Stored dataset rows:
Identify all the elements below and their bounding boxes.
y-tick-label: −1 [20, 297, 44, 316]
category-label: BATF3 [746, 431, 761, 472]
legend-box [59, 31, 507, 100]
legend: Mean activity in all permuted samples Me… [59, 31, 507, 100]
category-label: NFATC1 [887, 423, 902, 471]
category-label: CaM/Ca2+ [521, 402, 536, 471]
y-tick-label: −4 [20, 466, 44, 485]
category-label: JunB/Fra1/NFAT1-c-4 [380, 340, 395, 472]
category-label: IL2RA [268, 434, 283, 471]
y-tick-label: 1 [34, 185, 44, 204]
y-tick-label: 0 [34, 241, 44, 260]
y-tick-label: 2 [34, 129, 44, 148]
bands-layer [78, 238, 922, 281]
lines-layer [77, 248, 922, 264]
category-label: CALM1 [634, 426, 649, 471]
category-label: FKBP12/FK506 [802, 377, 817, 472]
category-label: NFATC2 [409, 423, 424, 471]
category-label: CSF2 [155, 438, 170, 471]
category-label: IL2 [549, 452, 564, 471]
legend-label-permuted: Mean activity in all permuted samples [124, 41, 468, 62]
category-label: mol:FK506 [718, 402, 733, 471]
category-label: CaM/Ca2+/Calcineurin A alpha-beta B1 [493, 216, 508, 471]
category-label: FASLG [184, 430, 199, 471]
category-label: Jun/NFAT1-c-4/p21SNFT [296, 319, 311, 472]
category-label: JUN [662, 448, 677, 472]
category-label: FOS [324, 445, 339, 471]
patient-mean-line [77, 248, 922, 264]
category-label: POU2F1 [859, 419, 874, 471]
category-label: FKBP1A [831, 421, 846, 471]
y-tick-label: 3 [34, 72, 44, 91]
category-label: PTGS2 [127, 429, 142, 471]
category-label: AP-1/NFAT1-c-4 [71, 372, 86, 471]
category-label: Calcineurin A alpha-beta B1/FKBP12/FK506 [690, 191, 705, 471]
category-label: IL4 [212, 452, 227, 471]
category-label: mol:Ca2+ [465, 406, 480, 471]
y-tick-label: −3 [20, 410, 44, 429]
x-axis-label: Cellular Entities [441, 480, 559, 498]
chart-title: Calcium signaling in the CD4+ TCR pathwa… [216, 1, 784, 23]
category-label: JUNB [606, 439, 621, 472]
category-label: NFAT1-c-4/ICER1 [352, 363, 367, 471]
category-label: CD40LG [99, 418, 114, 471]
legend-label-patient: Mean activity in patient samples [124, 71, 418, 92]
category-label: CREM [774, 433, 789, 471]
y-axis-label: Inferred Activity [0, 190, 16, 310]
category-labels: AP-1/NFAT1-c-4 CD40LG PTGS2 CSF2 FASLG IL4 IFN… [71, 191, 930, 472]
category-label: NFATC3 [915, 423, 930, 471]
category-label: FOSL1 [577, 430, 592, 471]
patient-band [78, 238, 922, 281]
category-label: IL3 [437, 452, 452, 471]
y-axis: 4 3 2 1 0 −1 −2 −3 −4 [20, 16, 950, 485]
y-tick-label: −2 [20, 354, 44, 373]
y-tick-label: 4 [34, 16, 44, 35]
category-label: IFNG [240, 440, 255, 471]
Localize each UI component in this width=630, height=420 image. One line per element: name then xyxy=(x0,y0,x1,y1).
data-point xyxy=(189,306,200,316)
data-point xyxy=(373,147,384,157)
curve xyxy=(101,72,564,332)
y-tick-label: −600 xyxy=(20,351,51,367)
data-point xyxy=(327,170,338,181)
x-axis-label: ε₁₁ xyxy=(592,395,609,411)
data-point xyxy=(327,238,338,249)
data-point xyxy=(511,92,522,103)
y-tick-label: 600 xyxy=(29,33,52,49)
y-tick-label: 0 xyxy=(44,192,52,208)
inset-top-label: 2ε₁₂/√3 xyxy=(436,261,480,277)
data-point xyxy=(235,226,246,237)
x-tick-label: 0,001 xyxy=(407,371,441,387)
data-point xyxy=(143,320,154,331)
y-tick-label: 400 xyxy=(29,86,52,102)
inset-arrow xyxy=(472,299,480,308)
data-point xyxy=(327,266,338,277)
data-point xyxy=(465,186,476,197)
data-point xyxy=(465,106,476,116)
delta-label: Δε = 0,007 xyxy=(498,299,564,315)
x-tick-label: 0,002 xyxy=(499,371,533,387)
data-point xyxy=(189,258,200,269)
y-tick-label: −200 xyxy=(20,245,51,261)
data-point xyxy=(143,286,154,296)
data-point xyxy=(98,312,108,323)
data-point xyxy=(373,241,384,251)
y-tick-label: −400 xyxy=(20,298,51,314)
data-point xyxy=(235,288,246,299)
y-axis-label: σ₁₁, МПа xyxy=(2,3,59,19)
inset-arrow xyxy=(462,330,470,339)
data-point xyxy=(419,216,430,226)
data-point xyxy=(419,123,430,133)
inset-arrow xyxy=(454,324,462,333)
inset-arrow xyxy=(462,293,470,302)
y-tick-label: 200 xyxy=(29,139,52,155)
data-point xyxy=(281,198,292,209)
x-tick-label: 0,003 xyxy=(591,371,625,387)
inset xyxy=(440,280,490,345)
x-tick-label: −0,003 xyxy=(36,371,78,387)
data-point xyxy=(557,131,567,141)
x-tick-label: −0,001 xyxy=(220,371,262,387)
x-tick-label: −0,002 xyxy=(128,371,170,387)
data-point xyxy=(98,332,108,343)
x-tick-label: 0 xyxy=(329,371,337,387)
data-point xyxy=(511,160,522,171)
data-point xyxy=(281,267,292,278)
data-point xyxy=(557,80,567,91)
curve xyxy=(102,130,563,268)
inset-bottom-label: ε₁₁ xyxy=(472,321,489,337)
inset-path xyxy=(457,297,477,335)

[WHAT IS REQUIRED] Reproduce every row above verbatim, line for line, with no changes.

[SOLUTION TO THIS EXERCISE]
Identify all the elements below and their bounding boxes.
y-tick-label: −1 [20, 297, 44, 316]
category-label: BATF3 [746, 431, 761, 472]
legend-box [59, 31, 507, 100]
legend: Mean activity in all permuted samples Me… [59, 31, 507, 100]
category-label: NFATC1 [887, 423, 902, 471]
category-label: CaM/Ca2+ [521, 402, 536, 471]
y-tick-label: −4 [20, 466, 44, 485]
category-label: JunB/Fra1/NFAT1-c-4 [380, 340, 395, 472]
category-label: IL2RA [268, 434, 283, 471]
y-tick-label: 1 [34, 185, 44, 204]
y-tick-label: 0 [34, 241, 44, 260]
y-tick-label: 2 [34, 129, 44, 148]
bands-layer [78, 238, 922, 281]
lines-layer [77, 248, 922, 264]
category-label: CALM1 [634, 426, 649, 471]
category-label: FKBP12/FK506 [802, 377, 817, 472]
category-label: NFATC2 [409, 423, 424, 471]
category-label: CSF2 [155, 438, 170, 471]
category-label: IL2 [549, 452, 564, 471]
legend-label-permuted: Mean activity in all permuted samples [124, 41, 468, 62]
category-label: mol:FK506 [718, 402, 733, 471]
category-label: CaM/Ca2+/Calcineurin A alpha-beta B1 [493, 216, 508, 471]
category-label: FASLG [184, 430, 199, 471]
category-label: Jun/NFAT1-c-4/p21SNFT [296, 319, 311, 472]
category-label: JUN [662, 448, 677, 472]
category-label: FOS [324, 445, 339, 471]
patient-mean-line [77, 248, 922, 264]
category-label: POU2F1 [859, 419, 874, 471]
category-label: FKBP1A [831, 421, 846, 471]
y-tick-label: 3 [34, 72, 44, 91]
category-label: PTGS2 [127, 429, 142, 471]
category-label: AP-1/NFAT1-c-4 [71, 372, 86, 471]
category-label: Calcineurin A alpha-beta B1/FKBP12/FK506 [690, 191, 705, 471]
category-label: IL4 [212, 452, 227, 471]
category-label: mol:Ca2+ [465, 406, 480, 471]
y-tick-label: −3 [20, 410, 44, 429]
x-axis-label: Cellular Entities [441, 480, 559, 498]
chart-title: Calcium signaling in the CD4+ TCR pathwa… [216, 1, 784, 23]
category-label: JUNB [606, 439, 621, 472]
category-label: NFAT1-c-4/ICER1 [352, 363, 367, 471]
category-label: CD40LG [99, 418, 114, 471]
legend-label-patient: Mean activity in patient samples [124, 71, 418, 92]
category-label: CREM [774, 433, 789, 471]
y-axis-label: Inferred Activity [0, 190, 16, 310]
category-labels: AP-1/NFAT1-c-4 CD40LG PTGS2 CSF2 FASLG IL4 IFN… [71, 191, 930, 472]
category-label: NFATC3 [915, 423, 930, 471]
category-label: FOSL1 [577, 430, 592, 471]
patient-band [78, 238, 922, 281]
category-label: IL3 [437, 452, 452, 471]
y-axis: 4 3 2 1 0 −1 −2 −3 −4 [20, 16, 950, 485]
y-tick-label: −2 [20, 354, 44, 373]
y-tick-label: 4 [34, 16, 44, 35]
category-label: IFNG [240, 440, 255, 471]
Localize each UI component in this width=630, height=420 image. One line per element: name then xyxy=(x0,y0,x1,y1).
data-point xyxy=(189,306,200,316)
data-point xyxy=(373,147,384,157)
curve xyxy=(101,72,564,332)
y-tick-label: −600 xyxy=(20,351,51,367)
data-point xyxy=(327,170,338,181)
x-axis-label: ε₁₁ xyxy=(592,395,609,411)
data-point xyxy=(327,238,338,249)
data-point xyxy=(511,92,522,103)
y-tick-label: 600 xyxy=(29,33,52,49)
y-tick-label: 0 xyxy=(44,192,52,208)
inset-top-label: 2ε₁₂/√3 xyxy=(436,261,480,277)
data-point xyxy=(235,226,246,237)
x-tick-label: 0,001 xyxy=(407,371,441,387)
data-point xyxy=(143,320,154,331)
y-tick-label: 400 xyxy=(29,86,52,102)
inset-arrow xyxy=(472,299,480,308)
data-point xyxy=(327,266,338,277)
data-point xyxy=(465,186,476,197)
data-point xyxy=(465,106,476,116)
delta-label: Δε = 0,007 xyxy=(498,299,564,315)
x-tick-label: 0,002 xyxy=(499,371,533,387)
data-point xyxy=(189,258,200,269)
y-tick-label: −200 xyxy=(20,245,51,261)
data-point xyxy=(143,286,154,296)
data-point xyxy=(98,312,108,323)
data-point xyxy=(373,241,384,251)
y-tick-label: −400 xyxy=(20,298,51,314)
data-point xyxy=(235,288,246,299)
y-axis-label: σ₁₁, МПа xyxy=(2,3,59,19)
inset-arrow xyxy=(462,330,470,339)
data-point xyxy=(419,216,430,226)
data-point xyxy=(419,123,430,133)
inset-arrow xyxy=(454,324,462,333)
inset-arrow xyxy=(462,293,470,302)
y-tick-label: 200 xyxy=(29,139,52,155)
data-point xyxy=(281,198,292,209)
x-tick-label: 0,003 xyxy=(591,371,625,387)
inset xyxy=(440,280,490,345)
x-tick-label: −0,003 xyxy=(36,371,78,387)
data-point xyxy=(557,131,567,141)
x-tick-label: −0,001 xyxy=(220,371,262,387)
x-tick-label: −0,002 xyxy=(128,371,170,387)
data-point xyxy=(98,332,108,343)
x-tick-label: 0 xyxy=(329,371,337,387)
data-point xyxy=(511,160,522,171)
data-point xyxy=(281,267,292,278)
data-point xyxy=(557,80,567,91)
curve xyxy=(102,130,563,268)
inset-bottom-label: ε₁₁ xyxy=(472,321,489,337)
inset-path xyxy=(457,297,477,335)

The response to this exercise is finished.